SET PROBLEM |
Restate all of the entries exactly, dropping any pictures they hold.

(Part of a data file)
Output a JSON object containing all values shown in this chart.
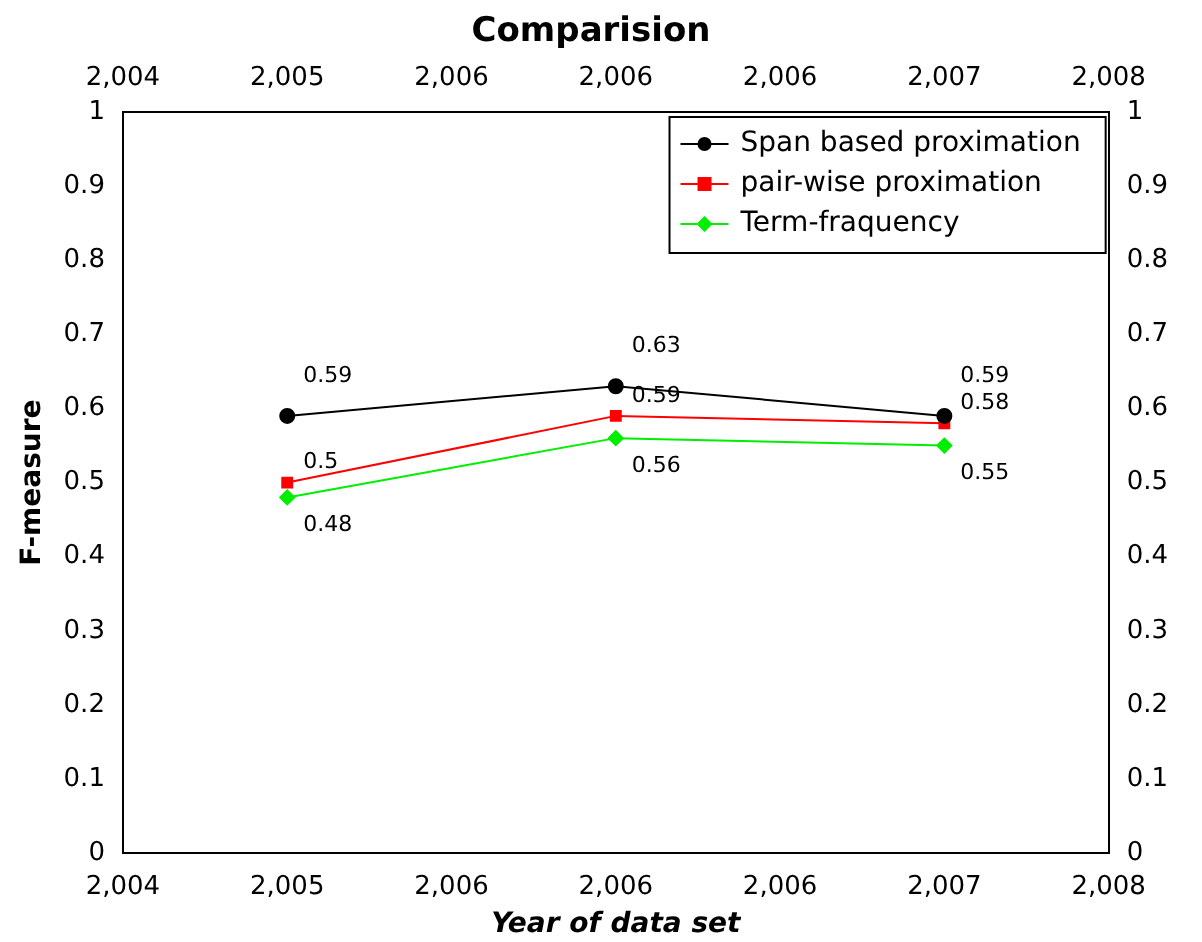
{
  "chart_data": {
    "type": "line",
    "title": "Comparision",
    "xlabel": "Year of data set",
    "ylabel": "F-measure",
    "x": [
      2005,
      2006,
      2007
    ],
    "series": [
      {
        "name": "Span based proximation",
        "color": "#000000",
        "marker": "circle",
        "values": [
          0.59,
          0.63,
          0.59
        ]
      },
      {
        "name": "pair-wise proximation",
        "color": "#ff0000",
        "marker": "square",
        "values": [
          0.5,
          0.59,
          0.58
        ]
      },
      {
        "name": "Term-fraquency",
        "color": "#00ee00",
        "marker": "diamond",
        "values": [
          0.48,
          0.56,
          0.55
        ]
      }
    ],
    "xlim": [
      2004.5,
      2007.5
    ],
    "xticks": [
      {
        "value": 2004.5,
        "label": "2,004"
      },
      {
        "value": 2005,
        "label": "2,005"
      },
      {
        "value": 2005.5,
        "label": "2,006"
      },
      {
        "value": 2006,
        "label": "2,006"
      },
      {
        "value": 2006.5,
        "label": "2,006"
      },
      {
        "value": 2007,
        "label": "2,007"
      },
      {
        "value": 2007.5,
        "label": "2,008"
      }
    ],
    "x2lim": [
      2004.5,
      2007.5
    ],
    "x2ticks": [
      {
        "value": 2004.5,
        "label": "2,004"
      },
      {
        "value": 2005,
        "label": "2,005"
      },
      {
        "value": 2005.5,
        "label": "2,006"
      },
      {
        "value": 2006,
        "label": "2,006"
      },
      {
        "value": 2006.5,
        "label": "2,006"
      },
      {
        "value": 2007,
        "label": "2,007"
      },
      {
        "value": 2007.5,
        "label": "2,008"
      }
    ],
    "ylim": [
      0,
      1
    ],
    "yticks": [
      0,
      0.1,
      0.2,
      0.3,
      0.4,
      0.5,
      0.6,
      0.7,
      0.8,
      0.9,
      1
    ],
    "y2lim": [
      0,
      1
    ],
    "y2ticks": [
      0,
      0.1,
      0.2,
      0.3,
      0.4,
      0.5,
      0.6,
      0.7,
      0.8,
      0.9,
      1
    ],
    "data_labels": true,
    "legend": "top right",
    "grid": false,
    "line_style": "solid"
  }
}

FINAL RESULT |
Output a JSON object containing all values shown in this chart.
{
  "chart_data": {
    "type": "line",
    "title": "Comparision",
    "xlabel": "Year of data set",
    "ylabel": "F-measure",
    "x": [
      2005,
      2006,
      2007
    ],
    "series": [
      {
        "name": "Span based proximation",
        "color": "#000000",
        "marker": "circle",
        "values": [
          0.59,
          0.63,
          0.59
        ]
      },
      {
        "name": "pair-wise proximation",
        "color": "#ff0000",
        "marker": "square",
        "values": [
          0.5,
          0.59,
          0.58
        ]
      },
      {
        "name": "Term-fraquency",
        "color": "#00ee00",
        "marker": "diamond",
        "values": [
          0.48,
          0.56,
          0.55
        ]
      }
    ],
    "xlim": [
      2004.5,
      2007.5
    ],
    "xticks": [
      {
        "value": 2004.5,
        "label": "2,004"
      },
      {
        "value": 2005,
        "label": "2,005"
      },
      {
        "value": 2005.5,
        "label": "2,006"
      },
      {
        "value": 2006,
        "label": "2,006"
      },
      {
        "value": 2006.5,
        "label": "2,006"
      },
      {
        "value": 2007,
        "label": "2,007"
      },
      {
        "value": 2007.5,
        "label": "2,008"
      }
    ],
    "x2lim": [
      2004.5,
      2007.5
    ],
    "x2ticks": [
      {
        "value": 2004.5,
        "label": "2,004"
      },
      {
        "value": 2005,
        "label": "2,005"
      },
      {
        "value": 2005.5,
        "label": "2,006"
      },
      {
        "value": 2006,
        "label": "2,006"
      },
      {
        "value": 2006.5,
        "label": "2,006"
      },
      {
        "value": 2007,
        "label": "2,007"
      },
      {
        "value": 2007.5,
        "label": "2,008"
      }
    ],
    "ylim": [
      0,
      1
    ],
    "yticks": [
      0,
      0.1,
      0.2,
      0.3,
      0.4,
      0.5,
      0.6,
      0.7,
      0.8,
      0.9,
      1
    ],
    "y2lim": [
      0,
      1
    ],
    "y2ticks": [
      0,
      0.1,
      0.2,
      0.3,
      0.4,
      0.5,
      0.6,
      0.7,
      0.8,
      0.9,
      1
    ],
    "data_labels": true,
    "legend": "top right",
    "grid": false,
    "line_style": "solid"
  }
}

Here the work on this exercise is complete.